**DIRECTION:** Return the material word for word. Do not include pictures.

--*--

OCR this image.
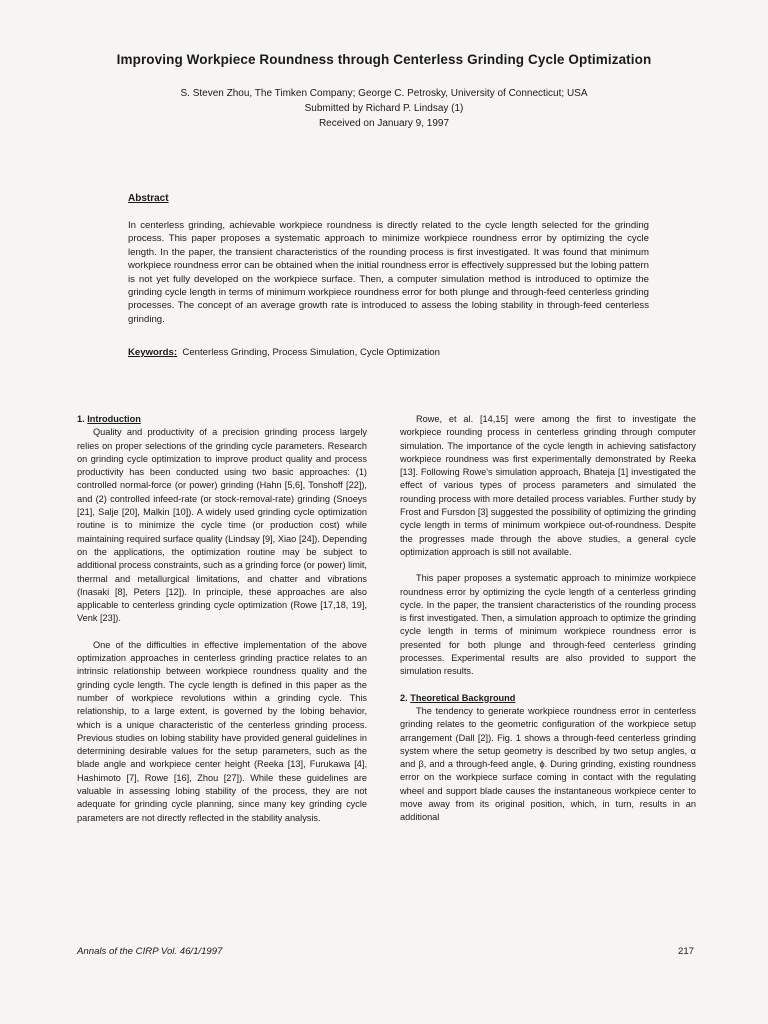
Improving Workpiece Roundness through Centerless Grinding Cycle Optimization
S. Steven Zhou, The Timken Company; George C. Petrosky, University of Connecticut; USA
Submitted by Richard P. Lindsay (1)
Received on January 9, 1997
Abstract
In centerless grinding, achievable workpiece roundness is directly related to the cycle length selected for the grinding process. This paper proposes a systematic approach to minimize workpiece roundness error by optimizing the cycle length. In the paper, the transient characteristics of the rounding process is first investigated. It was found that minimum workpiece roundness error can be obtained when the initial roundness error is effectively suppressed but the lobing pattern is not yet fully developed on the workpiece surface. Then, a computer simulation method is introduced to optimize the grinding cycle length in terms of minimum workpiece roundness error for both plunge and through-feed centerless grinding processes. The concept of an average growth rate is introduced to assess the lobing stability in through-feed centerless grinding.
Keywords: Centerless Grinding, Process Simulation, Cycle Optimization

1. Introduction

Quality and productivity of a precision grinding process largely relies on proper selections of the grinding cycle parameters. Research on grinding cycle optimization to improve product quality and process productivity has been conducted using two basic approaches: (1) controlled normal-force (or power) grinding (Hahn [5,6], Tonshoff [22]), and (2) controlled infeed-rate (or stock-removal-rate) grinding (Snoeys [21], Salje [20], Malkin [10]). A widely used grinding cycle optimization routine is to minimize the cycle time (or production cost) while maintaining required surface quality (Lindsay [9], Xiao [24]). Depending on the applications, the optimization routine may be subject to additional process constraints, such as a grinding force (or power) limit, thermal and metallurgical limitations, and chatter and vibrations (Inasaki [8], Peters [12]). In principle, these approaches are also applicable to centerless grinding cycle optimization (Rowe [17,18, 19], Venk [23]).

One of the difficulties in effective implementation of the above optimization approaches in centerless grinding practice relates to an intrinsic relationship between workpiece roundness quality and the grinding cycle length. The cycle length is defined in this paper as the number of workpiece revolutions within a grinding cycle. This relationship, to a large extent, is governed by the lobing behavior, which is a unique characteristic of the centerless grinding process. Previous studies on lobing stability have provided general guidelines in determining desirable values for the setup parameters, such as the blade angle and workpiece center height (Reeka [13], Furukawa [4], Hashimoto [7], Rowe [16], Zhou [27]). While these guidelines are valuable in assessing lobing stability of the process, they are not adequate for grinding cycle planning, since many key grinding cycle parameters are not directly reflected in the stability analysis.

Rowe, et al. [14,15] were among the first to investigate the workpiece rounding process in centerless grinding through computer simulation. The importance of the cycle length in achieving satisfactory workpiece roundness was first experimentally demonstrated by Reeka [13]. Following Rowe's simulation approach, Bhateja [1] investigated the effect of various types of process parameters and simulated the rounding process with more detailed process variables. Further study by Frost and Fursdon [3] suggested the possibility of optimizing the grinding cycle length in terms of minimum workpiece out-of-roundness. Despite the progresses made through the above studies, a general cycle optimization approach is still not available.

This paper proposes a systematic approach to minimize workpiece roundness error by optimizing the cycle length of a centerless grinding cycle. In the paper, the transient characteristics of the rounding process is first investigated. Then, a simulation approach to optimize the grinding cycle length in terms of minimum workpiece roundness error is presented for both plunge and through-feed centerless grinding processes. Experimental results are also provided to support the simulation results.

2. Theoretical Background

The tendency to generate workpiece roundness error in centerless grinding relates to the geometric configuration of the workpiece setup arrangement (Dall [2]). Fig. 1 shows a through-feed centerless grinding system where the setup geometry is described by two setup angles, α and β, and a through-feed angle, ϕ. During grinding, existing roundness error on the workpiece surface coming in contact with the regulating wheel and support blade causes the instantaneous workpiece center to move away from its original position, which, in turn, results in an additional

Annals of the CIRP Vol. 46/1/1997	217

--*--

**ANSWER TO THE EXERCISE:**
OCR this image.
Improving Workpiece Roundness through Centerless Grinding Cycle Optimization
S. Steven Zhou, The Timken Company; George C. Petrosky, University of Connecticut; USA
Submitted by Richard P. Lindsay (1)
Received on January 9, 1997
Abstract
In centerless grinding, achievable workpiece roundness is directly related to the cycle length selected for the grinding process. This paper proposes a systematic approach to minimize workpiece roundness error by optimizing the cycle length. In the paper, the transient characteristics of the rounding process is first investigated. It was found that minimum workpiece roundness error can be obtained when the initial roundness error is effectively suppressed but the lobing pattern is not yet fully developed on the workpiece surface. Then, a computer simulation method is introduced to optimize the grinding cycle length in terms of minimum workpiece roundness error for both plunge and through-feed centerless grinding processes. The concept of an average growth rate is introduced to assess the lobing stability in through-feed centerless grinding.
Keywords: Centerless Grinding, Process Simulation, Cycle Optimization

1. Introduction

Quality and productivity of a precision grinding process largely relies on proper selections of the grinding cycle parameters. Research on grinding cycle optimization to improve product quality and process productivity has been conducted using two basic approaches: (1) controlled normal-force (or power) grinding (Hahn [5,6], Tonshoff [22]), and (2) controlled infeed-rate (or stock-removal-rate) grinding (Snoeys [21], Salje [20], Malkin [10]). A widely used grinding cycle optimization routine is to minimize the cycle time (or production cost) while maintaining required surface quality (Lindsay [9], Xiao [24]). Depending on the applications, the optimization routine may be subject to additional process constraints, such as a grinding force (or power) limit, thermal and metallurgical limitations, and chatter and vibrations (Inasaki [8], Peters [12]). In principle, these approaches are also applicable to centerless grinding cycle optimization (Rowe [17,18, 19], Venk [23]).

One of the difficulties in effective implementation of the above optimization approaches in centerless grinding practice relates to an intrinsic relationship between workpiece roundness quality and the grinding cycle length. The cycle length is defined in this paper as the number of workpiece revolutions within a grinding cycle. This relationship, to a large extent, is governed by the lobing behavior, which is a unique characteristic of the centerless grinding process. Previous studies on lobing stability have provided general guidelines in determining desirable values for the setup parameters, such as the blade angle and workpiece center height (Reeka [13], Furukawa [4], Hashimoto [7], Rowe [16], Zhou [27]). While these guidelines are valuable in assessing lobing stability of the process, they are not adequate for grinding cycle planning, since many key grinding cycle parameters are not directly reflected in the stability analysis.

Rowe, et al. [14,15] were among the first to investigate the workpiece rounding process in centerless grinding through computer simulation. The importance of the cycle length in achieving satisfactory workpiece roundness was first experimentally demonstrated by Reeka [13]. Following Rowe's simulation approach, Bhateja [1] investigated the effect of various types of process parameters and simulated the rounding process with more detailed process variables. Further study by Frost and Fursdon [3] suggested the possibility of optimizing the grinding cycle length in terms of minimum workpiece out-of-roundness. Despite the progresses made through the above studies, a general cycle optimization approach is still not available.

This paper proposes a systematic approach to minimize workpiece roundness error by optimizing the cycle length of a centerless grinding cycle. In the paper, the transient characteristics of the rounding process is first investigated. Then, a simulation approach to optimize the grinding cycle length in terms of minimum workpiece roundness error is presented for both plunge and through-feed centerless grinding processes. Experimental results are also provided to support the simulation results.

2. Theoretical Background

The tendency to generate workpiece roundness error in centerless grinding relates to the geometric configuration of the workpiece setup arrangement (Dall [2]). Fig. 1 shows a through-feed centerless grinding system where the setup geometry is described by two setup angles, α and β, and a through-feed angle, ϕ. During grinding, existing roundness error on the workpiece surface coming in contact with the regulating wheel and support blade causes the instantaneous workpiece center to move away from its original position, which, in turn, results in an additional

Annals of the CIRP Vol. 46/1/1997	217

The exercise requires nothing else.